-- start of SUPPLIED INFORMATION --
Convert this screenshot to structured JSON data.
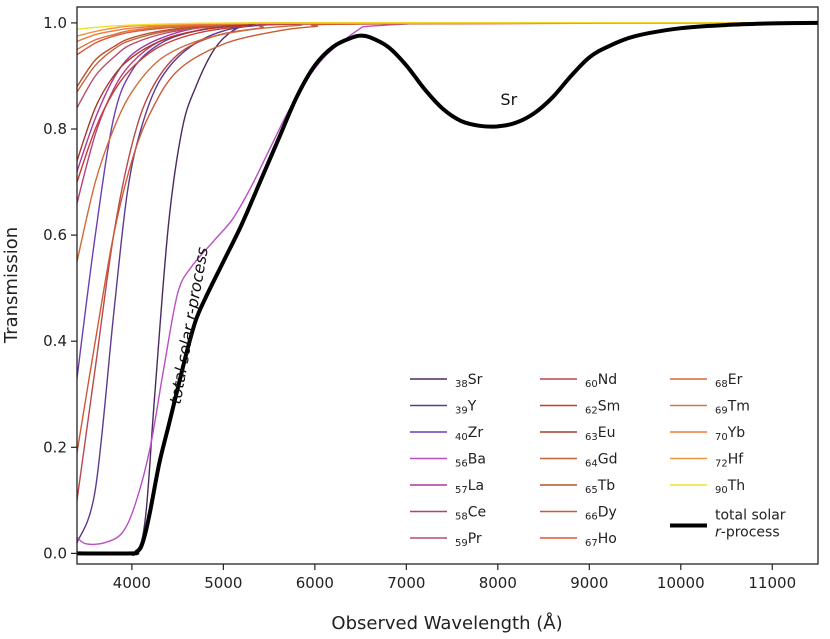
{
  "chart_data": {
    "type": "line",
    "title": "",
    "xlabel": "Observed Wavelength (Å)",
    "ylabel": "Transmission",
    "xlim": [
      3400,
      11500
    ],
    "ylim": [
      -0.02,
      1.03
    ],
    "xticks": [
      4000,
      5000,
      6000,
      7000,
      8000,
      9000,
      10000,
      11000
    ],
    "xtick_labels": [
      "4000",
      "5000",
      "6000",
      "7000",
      "8000",
      "9000",
      "10000",
      "11000"
    ],
    "yticks": [
      0.0,
      0.2,
      0.4,
      0.6,
      0.8,
      1.0
    ],
    "ytick_labels": [
      "0.0",
      "0.2",
      "0.4",
      "0.6",
      "0.8",
      "1.0"
    ],
    "annotations": [
      {
        "text": "Sr",
        "x": 8120,
        "y": 0.845
      },
      {
        "text": "total solar r-process",
        "prefix": "total solar ",
        "italic": "r",
        "suffix": "-process",
        "x": 4530,
        "y": 0.28,
        "rotation": -80
      }
    ],
    "series": [
      {
        "name": "Sr",
        "Z": "38",
        "color": "#4a2a5e",
        "width": 1.4,
        "points": [
          [
            3400,
            0
          ],
          [
            3900,
            0
          ],
          [
            4050,
            0.002
          ],
          [
            4150,
            0.07
          ],
          [
            4250,
            0.3
          ],
          [
            4400,
            0.62
          ],
          [
            4550,
            0.8
          ],
          [
            4700,
            0.88
          ],
          [
            4900,
            0.95
          ],
          [
            5100,
            0.985
          ],
          [
            5300,
            0.995
          ],
          [
            5800,
            1
          ],
          [
            11500,
            1
          ]
        ]
      },
      {
        "name": "Y",
        "Z": "39",
        "color": "#5a3a8c",
        "width": 1.4,
        "points": [
          [
            3400,
            0.02
          ],
          [
            3600,
            0.12
          ],
          [
            3800,
            0.45
          ],
          [
            3950,
            0.68
          ],
          [
            4100,
            0.8
          ],
          [
            4300,
            0.89
          ],
          [
            4600,
            0.95
          ],
          [
            5000,
            0.985
          ],
          [
            5500,
            0.997
          ],
          [
            6000,
            1
          ],
          [
            11500,
            1
          ]
        ]
      },
      {
        "name": "Zr",
        "Z": "40",
        "color": "#6b3fb0",
        "width": 1.4,
        "points": [
          [
            3400,
            0.33
          ],
          [
            3600,
            0.6
          ],
          [
            3800,
            0.82
          ],
          [
            4000,
            0.91
          ],
          [
            4300,
            0.96
          ],
          [
            4700,
            0.985
          ],
          [
            5200,
            0.996
          ],
          [
            6000,
            1
          ],
          [
            11500,
            1
          ]
        ]
      },
      {
        "name": "Ba",
        "Z": "56",
        "color": "#b84fc4",
        "width": 1.4,
        "points": [
          [
            3400,
            0.03
          ],
          [
            3500,
            0.018
          ],
          [
            3700,
            0.02
          ],
          [
            3900,
            0.04
          ],
          [
            4050,
            0.1
          ],
          [
            4200,
            0.2
          ],
          [
            4350,
            0.35
          ],
          [
            4500,
            0.49
          ],
          [
            4650,
            0.54
          ],
          [
            4900,
            0.59
          ],
          [
            5100,
            0.63
          ],
          [
            5300,
            0.69
          ],
          [
            5500,
            0.76
          ],
          [
            5700,
            0.83
          ],
          [
            5900,
            0.89
          ],
          [
            6100,
            0.935
          ],
          [
            6300,
            0.965
          ],
          [
            6500,
            0.99
          ],
          [
            6550,
            0.993
          ],
          [
            6700,
            0.995
          ],
          [
            7000,
            0.998
          ],
          [
            7500,
            1
          ],
          [
            11500,
            1
          ]
        ]
      },
      {
        "name": "La",
        "Z": "57",
        "color": "#a83a9c",
        "width": 1.4,
        "points": [
          [
            3400,
            0.72
          ],
          [
            3600,
            0.82
          ],
          [
            3800,
            0.895
          ],
          [
            4000,
            0.94
          ],
          [
            4300,
            0.97
          ],
          [
            4700,
            0.99
          ],
          [
            5200,
            0.997
          ],
          [
            6000,
            1
          ],
          [
            11500,
            1
          ]
        ]
      },
      {
        "name": "Ce",
        "Z": "58",
        "color": "#b2417a",
        "width": 1.4,
        "points": [
          [
            3400,
            0.66
          ],
          [
            3600,
            0.79
          ],
          [
            3800,
            0.875
          ],
          [
            4000,
            0.925
          ],
          [
            4300,
            0.965
          ],
          [
            4700,
            0.985
          ],
          [
            5200,
            0.995
          ],
          [
            6000,
            1
          ],
          [
            11500,
            1
          ]
        ]
      },
      {
        "name": "Pr",
        "Z": "59",
        "color": "#b84a6a",
        "width": 1.4,
        "points": [
          [
            3400,
            0.84
          ],
          [
            3600,
            0.9
          ],
          [
            3800,
            0.935
          ],
          [
            4000,
            0.96
          ],
          [
            4400,
            0.982
          ],
          [
            4900,
            0.993
          ],
          [
            5500,
            0.999
          ],
          [
            11500,
            1
          ]
        ]
      },
      {
        "name": "Nd",
        "Z": "60",
        "color": "#b9474b",
        "width": 1.4,
        "points": [
          [
            3400,
            0.1
          ],
          [
            3600,
            0.35
          ],
          [
            3800,
            0.6
          ],
          [
            4000,
            0.77
          ],
          [
            4200,
            0.87
          ],
          [
            4500,
            0.94
          ],
          [
            4900,
            0.975
          ],
          [
            5400,
            0.99
          ],
          [
            6000,
            0.998
          ],
          [
            11500,
            1
          ]
        ]
      },
      {
        "name": "Sm",
        "Z": "62",
        "color": "#c73b34",
        "width": 1.4,
        "points": [
          [
            3400,
            0.7
          ],
          [
            3600,
            0.8
          ],
          [
            3800,
            0.87
          ],
          [
            4000,
            0.915
          ],
          [
            4300,
            0.955
          ],
          [
            4700,
            0.98
          ],
          [
            5200,
            0.993
          ],
          [
            6000,
            1
          ],
          [
            11500,
            1
          ]
        ]
      },
      {
        "name": "Eu",
        "Z": "63",
        "color": "#a63a2a",
        "width": 1.4,
        "points": [
          [
            3400,
            0.74
          ],
          [
            3600,
            0.84
          ],
          [
            3800,
            0.9
          ],
          [
            4000,
            0.935
          ],
          [
            4300,
            0.965
          ],
          [
            4700,
            0.985
          ],
          [
            5300,
            0.997
          ],
          [
            6000,
            1
          ],
          [
            11500,
            1
          ]
        ]
      },
      {
        "name": "Gd",
        "Z": "64",
        "color": "#c4633a",
        "width": 1.4,
        "points": [
          [
            3400,
            0.87
          ],
          [
            3600,
            0.92
          ],
          [
            3800,
            0.95
          ],
          [
            4000,
            0.968
          ],
          [
            4400,
            0.985
          ],
          [
            4900,
            0.994
          ],
          [
            5600,
            1
          ],
          [
            11500,
            1
          ]
        ]
      },
      {
        "name": "Tb",
        "Z": "65",
        "color": "#b5502e",
        "width": 1.4,
        "points": [
          [
            3400,
            0.88
          ],
          [
            3600,
            0.93
          ],
          [
            3800,
            0.955
          ],
          [
            4000,
            0.972
          ],
          [
            4400,
            0.987
          ],
          [
            5000,
            0.996
          ],
          [
            5800,
            1
          ],
          [
            11500,
            1
          ]
        ]
      },
      {
        "name": "Dy",
        "Z": "66",
        "color": "#cc5a36",
        "width": 1.4,
        "points": [
          [
            3400,
            0.19
          ],
          [
            3600,
            0.4
          ],
          [
            3800,
            0.6
          ],
          [
            4000,
            0.74
          ],
          [
            4200,
            0.83
          ],
          [
            4500,
            0.91
          ],
          [
            5000,
            0.96
          ],
          [
            5600,
            0.985
          ],
          [
            6000,
            0.993
          ],
          [
            6500,
            0.998
          ],
          [
            11500,
            1
          ]
        ]
      },
      {
        "name": "Ho",
        "Z": "67",
        "color": "#e0553a",
        "width": 1.4,
        "points": [
          [
            3400,
            0.94
          ],
          [
            3600,
            0.962
          ],
          [
            3800,
            0.975
          ],
          [
            4000,
            0.983
          ],
          [
            4400,
            0.991
          ],
          [
            5000,
            0.997
          ],
          [
            5800,
            1
          ],
          [
            11500,
            1
          ]
        ]
      },
      {
        "name": "Er",
        "Z": "68",
        "color": "#cf6a3a",
        "width": 1.4,
        "points": [
          [
            3400,
            0.55
          ],
          [
            3600,
            0.7
          ],
          [
            3800,
            0.8
          ],
          [
            4000,
            0.87
          ],
          [
            4300,
            0.93
          ],
          [
            4700,
            0.965
          ],
          [
            5200,
            0.985
          ],
          [
            5800,
            0.995
          ],
          [
            6500,
            1
          ],
          [
            11500,
            1
          ]
        ]
      },
      {
        "name": "Tm",
        "Z": "69",
        "color": "#d9743c",
        "width": 1.4,
        "points": [
          [
            3400,
            0.95
          ],
          [
            3600,
            0.968
          ],
          [
            3800,
            0.978
          ],
          [
            4000,
            0.986
          ],
          [
            4500,
            0.994
          ],
          [
            5200,
            0.998
          ],
          [
            6000,
            1
          ],
          [
            11500,
            1
          ]
        ]
      },
      {
        "name": "Yb",
        "Z": "70",
        "color": "#ee7a3a",
        "width": 1.4,
        "points": [
          [
            3400,
            0.965
          ],
          [
            3600,
            0.978
          ],
          [
            3800,
            0.985
          ],
          [
            4000,
            0.99
          ],
          [
            4500,
            0.996
          ],
          [
            5200,
            0.999
          ],
          [
            6000,
            1
          ],
          [
            11500,
            1
          ]
        ]
      },
      {
        "name": "Hf",
        "Z": "72",
        "color": "#e9953c",
        "width": 1.4,
        "points": [
          [
            3400,
            0.975
          ],
          [
            3600,
            0.984
          ],
          [
            3800,
            0.99
          ],
          [
            4000,
            0.994
          ],
          [
            4600,
            0.998
          ],
          [
            5500,
            1
          ],
          [
            11500,
            1
          ]
        ]
      },
      {
        "name": "Th",
        "Z": "90",
        "color": "#f3e027",
        "width": 1.4,
        "points": [
          [
            3400,
            0.988
          ],
          [
            3700,
            0.993
          ],
          [
            4000,
            0.996
          ],
          [
            4600,
            0.999
          ],
          [
            5500,
            1
          ],
          [
            11500,
            1
          ]
        ]
      },
      {
        "name": "total solar r-process",
        "label_line1": "total solar",
        "label_italic": "r",
        "label_suffix": "-process",
        "color": "#000000",
        "width": 4,
        "points": [
          [
            3400,
            0
          ],
          [
            4000,
            0
          ],
          [
            4050,
            0.003
          ],
          [
            4100,
            0.012
          ],
          [
            4150,
            0.04
          ],
          [
            4200,
            0.08
          ],
          [
            4300,
            0.17
          ],
          [
            4400,
            0.24
          ],
          [
            4500,
            0.31
          ],
          [
            4600,
            0.38
          ],
          [
            4700,
            0.44
          ],
          [
            4800,
            0.48
          ],
          [
            5000,
            0.55
          ],
          [
            5200,
            0.62
          ],
          [
            5400,
            0.7
          ],
          [
            5600,
            0.78
          ],
          [
            5800,
            0.86
          ],
          [
            6000,
            0.92
          ],
          [
            6200,
            0.955
          ],
          [
            6400,
            0.972
          ],
          [
            6500,
            0.976
          ],
          [
            6600,
            0.973
          ],
          [
            6800,
            0.955
          ],
          [
            7000,
            0.92
          ],
          [
            7200,
            0.875
          ],
          [
            7400,
            0.838
          ],
          [
            7600,
            0.815
          ],
          [
            7800,
            0.806
          ],
          [
            8000,
            0.805
          ],
          [
            8200,
            0.812
          ],
          [
            8400,
            0.83
          ],
          [
            8600,
            0.86
          ],
          [
            8800,
            0.9
          ],
          [
            9000,
            0.935
          ],
          [
            9200,
            0.955
          ],
          [
            9500,
            0.975
          ],
          [
            10000,
            0.99
          ],
          [
            10500,
            0.996
          ],
          [
            11000,
            0.999
          ],
          [
            11500,
            1
          ]
        ]
      }
    ]
  }
}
-- end of SUPPLIED INFORMATION --
[WHAT IS EXPECTED]
Check each line above for the string "total" and show the ones that have it.

[ANSWER TO THE EXERCISE]
        "text": "total solar r-process",
        "prefix": "total solar ",
        "name": "total solar r-process",
        "label_line1": "total solar",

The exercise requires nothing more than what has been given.